Exercise brief: Restate, word for word, every line of the data.

Recorded data:
##########

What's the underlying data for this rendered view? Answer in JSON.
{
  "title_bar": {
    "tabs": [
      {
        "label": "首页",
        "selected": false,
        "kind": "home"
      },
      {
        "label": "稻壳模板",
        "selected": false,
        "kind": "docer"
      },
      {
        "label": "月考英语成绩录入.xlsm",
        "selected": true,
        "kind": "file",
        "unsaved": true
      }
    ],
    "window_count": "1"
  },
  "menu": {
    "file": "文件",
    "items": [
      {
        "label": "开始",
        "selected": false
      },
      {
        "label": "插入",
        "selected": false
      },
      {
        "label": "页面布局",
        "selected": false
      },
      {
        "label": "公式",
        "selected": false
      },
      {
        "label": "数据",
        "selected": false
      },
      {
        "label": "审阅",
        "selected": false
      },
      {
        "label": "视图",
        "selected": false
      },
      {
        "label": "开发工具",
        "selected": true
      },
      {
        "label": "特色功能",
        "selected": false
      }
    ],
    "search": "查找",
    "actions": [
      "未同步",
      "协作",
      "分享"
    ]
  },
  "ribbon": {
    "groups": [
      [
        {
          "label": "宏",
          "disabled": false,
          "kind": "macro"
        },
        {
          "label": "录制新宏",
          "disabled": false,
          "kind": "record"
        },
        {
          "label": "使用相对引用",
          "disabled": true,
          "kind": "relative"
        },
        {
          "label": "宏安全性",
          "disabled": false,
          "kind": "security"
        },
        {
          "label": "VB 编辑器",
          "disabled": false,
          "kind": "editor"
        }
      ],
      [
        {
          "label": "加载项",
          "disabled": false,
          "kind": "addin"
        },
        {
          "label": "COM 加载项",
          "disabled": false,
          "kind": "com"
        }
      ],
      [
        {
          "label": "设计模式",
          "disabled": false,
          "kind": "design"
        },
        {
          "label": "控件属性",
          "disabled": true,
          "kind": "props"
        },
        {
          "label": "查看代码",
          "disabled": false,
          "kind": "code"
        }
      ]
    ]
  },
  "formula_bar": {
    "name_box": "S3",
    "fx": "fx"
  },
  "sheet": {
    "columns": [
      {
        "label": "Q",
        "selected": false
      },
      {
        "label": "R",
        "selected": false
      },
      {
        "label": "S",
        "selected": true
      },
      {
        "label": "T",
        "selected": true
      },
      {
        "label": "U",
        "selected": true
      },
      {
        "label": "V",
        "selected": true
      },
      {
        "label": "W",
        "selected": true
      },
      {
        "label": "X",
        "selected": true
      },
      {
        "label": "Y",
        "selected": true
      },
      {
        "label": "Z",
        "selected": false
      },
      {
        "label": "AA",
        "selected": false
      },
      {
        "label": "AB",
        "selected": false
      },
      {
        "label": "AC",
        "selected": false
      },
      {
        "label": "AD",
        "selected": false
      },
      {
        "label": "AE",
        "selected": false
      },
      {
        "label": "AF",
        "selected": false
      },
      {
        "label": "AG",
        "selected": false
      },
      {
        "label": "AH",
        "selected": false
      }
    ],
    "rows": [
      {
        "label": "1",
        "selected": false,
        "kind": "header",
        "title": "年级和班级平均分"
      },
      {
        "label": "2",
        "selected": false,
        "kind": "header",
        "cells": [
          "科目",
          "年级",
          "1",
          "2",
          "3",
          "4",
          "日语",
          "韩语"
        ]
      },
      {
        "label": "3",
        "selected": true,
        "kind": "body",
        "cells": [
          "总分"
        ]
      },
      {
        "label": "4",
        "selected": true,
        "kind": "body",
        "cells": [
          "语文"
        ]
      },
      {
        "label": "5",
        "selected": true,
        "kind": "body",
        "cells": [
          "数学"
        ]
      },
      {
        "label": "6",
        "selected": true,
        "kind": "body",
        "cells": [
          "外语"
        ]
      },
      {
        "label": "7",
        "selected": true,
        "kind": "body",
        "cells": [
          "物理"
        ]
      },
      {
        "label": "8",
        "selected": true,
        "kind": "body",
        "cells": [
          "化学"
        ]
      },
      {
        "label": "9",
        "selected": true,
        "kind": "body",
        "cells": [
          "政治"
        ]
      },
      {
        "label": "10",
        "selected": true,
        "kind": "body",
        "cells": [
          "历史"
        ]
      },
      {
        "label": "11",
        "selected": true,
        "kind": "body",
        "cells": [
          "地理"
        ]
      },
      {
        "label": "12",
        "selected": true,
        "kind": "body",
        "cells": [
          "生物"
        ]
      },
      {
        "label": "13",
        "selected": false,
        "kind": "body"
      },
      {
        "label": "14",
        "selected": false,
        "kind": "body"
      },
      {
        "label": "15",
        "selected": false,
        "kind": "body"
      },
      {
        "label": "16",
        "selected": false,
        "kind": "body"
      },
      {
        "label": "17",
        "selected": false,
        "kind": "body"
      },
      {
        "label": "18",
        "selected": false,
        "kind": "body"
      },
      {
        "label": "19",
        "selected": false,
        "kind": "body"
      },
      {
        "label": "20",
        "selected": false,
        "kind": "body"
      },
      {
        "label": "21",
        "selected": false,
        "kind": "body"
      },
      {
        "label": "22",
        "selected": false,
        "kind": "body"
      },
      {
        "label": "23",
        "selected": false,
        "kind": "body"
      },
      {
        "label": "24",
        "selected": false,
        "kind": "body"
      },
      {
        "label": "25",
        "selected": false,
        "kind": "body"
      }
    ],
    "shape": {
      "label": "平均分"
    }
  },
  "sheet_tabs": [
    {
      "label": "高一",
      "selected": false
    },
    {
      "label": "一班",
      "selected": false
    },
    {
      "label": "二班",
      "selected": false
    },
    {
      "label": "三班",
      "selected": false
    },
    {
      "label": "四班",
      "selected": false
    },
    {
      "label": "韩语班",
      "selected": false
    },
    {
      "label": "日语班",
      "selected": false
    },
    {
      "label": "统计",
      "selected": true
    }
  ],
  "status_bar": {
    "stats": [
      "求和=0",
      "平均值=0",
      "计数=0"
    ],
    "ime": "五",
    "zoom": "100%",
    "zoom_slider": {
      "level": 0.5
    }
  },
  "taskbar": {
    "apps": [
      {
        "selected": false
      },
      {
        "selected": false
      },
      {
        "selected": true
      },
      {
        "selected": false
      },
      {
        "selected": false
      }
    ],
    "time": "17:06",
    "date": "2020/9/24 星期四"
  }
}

##########

Worked solution:
What's the underlying data for this rendered view? Answer in JSON.
{
  "title_bar": {
    "tabs": [
      {
        "label": "首页",
        "selected": false,
        "kind": "home"
      },
      {
        "label": "稻壳模板",
        "selected": false,
        "kind": "docer"
      },
      {
        "label": "月考英语成绩录入.xlsm",
        "selected": true,
        "kind": "file",
        "unsaved": true
      }
    ],
    "window_count": "1"
  },
  "menu": {
    "file": "文件",
    "items": [
      {
        "label": "开始",
        "selected": false
      },
      {
        "label": "插入",
        "selected": false
      },
      {
        "label": "页面布局",
        "selected": false
      },
      {
        "label": "公式",
        "selected": false
      },
      {
        "label": "数据",
        "selected": false
      },
      {
        "label": "审阅",
        "selected": false
      },
      {
        "label": "视图",
        "selected": false
      },
      {
        "label": "开发工具",
        "selected": true
      },
      {
        "label": "特色功能",
        "selected": false
      }
    ],
    "search": "查找",
    "actions": [
      "未同步",
      "协作",
      "分享"
    ]
  },
  "ribbon": {
    "groups": [
      [
        {
          "label": "宏",
          "disabled": false,
          "kind": "macro"
        },
        {
          "label": "录制新宏",
          "disabled": false,
          "kind": "record"
        },
        {
          "label": "使用相对引用",
          "disabled": true,
          "kind": "relative"
        },
        {
          "label": "宏安全性",
          "disabled": false,
          "kind": "security"
        },
        {
          "label": "VB 编辑器",
          "disabled": false,
          "kind": "editor"
        }
      ],
      [
        {
          "label": "加载项",
          "disabled": false,
          "kind": "addin"
        },
        {
          "label": "COM 加载项",
          "disabled": false,
          "kind": "com"
        }
      ],
      [
        {
          "label": "设计模式",
          "disabled": false,
          "kind": "design"
        },
        {
          "label": "控件属性",
          "disabled": true,
          "kind": "props"
        },
        {
          "label": "查看代码",
          "disabled": false,
          "kind": "code"
        }
      ]
    ]
  },
  "formula_bar": {
    "name_box": "S3",
    "fx": "fx"
  },
  "sheet": {
    "columns": [
      {
        "label": "Q",
        "selected": false
      },
      {
        "label": "R",
        "selected": false
      },
      {
        "label": "S",
        "selected": true
      },
      {
        "label": "T",
        "selected": true
      },
      {
        "label": "U",
        "selected": true
      },
      {
        "label": "V",
        "selected": true
      },
      {
        "label": "W",
        "selected": true
      },
      {
        "label": "X",
        "selected": true
      },
      {
        "label": "Y",
        "selected": true
      },
      {
        "label": "Z",
        "selected": false
      },
      {
        "label": "AA",
        "selected": false
      },
      {
        "label": "AB",
        "selected": false
      },
      {
        "label": "AC",
        "selected": false
      },
      {
        "label": "AD",
        "selected": false
      },
      {
        "label": "AE",
        "selected": false
      },
      {
        "label": "AF",
        "selected": false
      },
      {
        "label": "AG",
        "selected": false
      },
      {
        "label": "AH",
        "selected": false
      }
    ],
    "rows": [
      {
        "label": "1",
        "selected": false,
        "kind": "header",
        "title": "年级和班级平均分"
      },
      {
        "label": "2",
        "selected": false,
        "kind": "header",
        "cells": [
          "科目",
          "年级",
          "1",
          "2",
          "3",
          "4",
          "日语",
          "韩语"
        ]
      },
      {
        "label": "3",
        "selected": true,
        "kind": "body",
        "cells": [
          "总分"
        ]
      },
      {
        "label": "4",
        "selected": true,
        "kind": "body",
        "cells": [
          "语文"
        ]
      },
      {
        "label": "5",
        "selected": true,
        "kind": "body",
        "cells": [
          "数学"
        ]
      },
      {
        "label": "6",
        "selected": true,
        "kind": "body",
        "cells": [
          "外语"
        ]
      },
      {
        "label": "7",
        "selected": true,
        "kind": "body",
        "cells": [
          "物理"
        ]
      },
      {
        "label": "8",
        "selected": true,
        "kind": "body",
        "cells": [
          "化学"
        ]
      },
      {
        "label": "9",
        "selected": true,
        "kind": "body",
        "cells": [
          "政治"
        ]
      },
      {
        "label": "10",
        "selected": true,
        "kind": "body",
        "cells": [
          "历史"
        ]
      },
      {
        "label": "11",
        "selected": true,
        "kind": "body",
        "cells": [
          "地理"
        ]
      },
      {
        "label": "12",
        "selected": true,
        "kind": "body",
        "cells": [
          "生物"
        ]
      },
      {
        "label": "13",
        "selected": false,
        "kind": "body"
      },
      {
        "label": "14",
        "selected": false,
        "kind": "body"
      },
      {
        "label": "15",
        "selected": false,
        "kind": "body"
      },
      {
        "label": "16",
        "selected": false,
        "kind": "body"
      },
      {
        "label": "17",
        "selected": false,
        "kind": "body"
      },
      {
        "label": "18",
        "selected": false,
        "kind": "body"
      },
      {
        "label": "19",
        "selected": false,
        "kind": "body"
      },
      {
        "label": "20",
        "selected": false,
        "kind": "body"
      },
      {
        "label": "21",
        "selected": false,
        "kind": "body"
      },
      {
        "label": "22",
        "selected": false,
        "kind": "body"
      },
      {
        "label": "23",
        "selected": false,
        "kind": "body"
      },
      {
        "label": "24",
        "selected": false,
        "kind": "body"
      },
      {
        "label": "25",
        "selected": false,
        "kind": "body"
      }
    ],
    "shape": {
      "label": "平均分"
    }
  },
  "sheet_tabs": [
    {
      "label": "高一",
      "selected": false
    },
    {
      "label": "一班",
      "selected": false
    },
    {
      "label": "二班",
      "selected": false
    },
    {
      "label": "三班",
      "selected": false
    },
    {
      "label": "四班",
      "selected": false
    },
    {
      "label": "韩语班",
      "selected": false
    },
    {
      "label": "日语班",
      "selected": false
    },
    {
      "label": "统计",
      "selected": true
    }
  ],
  "status_bar": {
    "stats": [
      "求和=0",
      "平均值=0",
      "计数=0"
    ],
    "ime": "五",
    "zoom": "100%",
    "zoom_slider": {
      "level": 0.5
    }
  },
  "taskbar": {
    "apps": [
      {
        "selected": false
      },
      {
        "selected": false
      },
      {
        "selected": true
      },
      {
        "selected": false
      },
      {
        "selected": false
      }
    ],
    "time": "17:06",
    "date": "2020/9/24 星期四"
  }
}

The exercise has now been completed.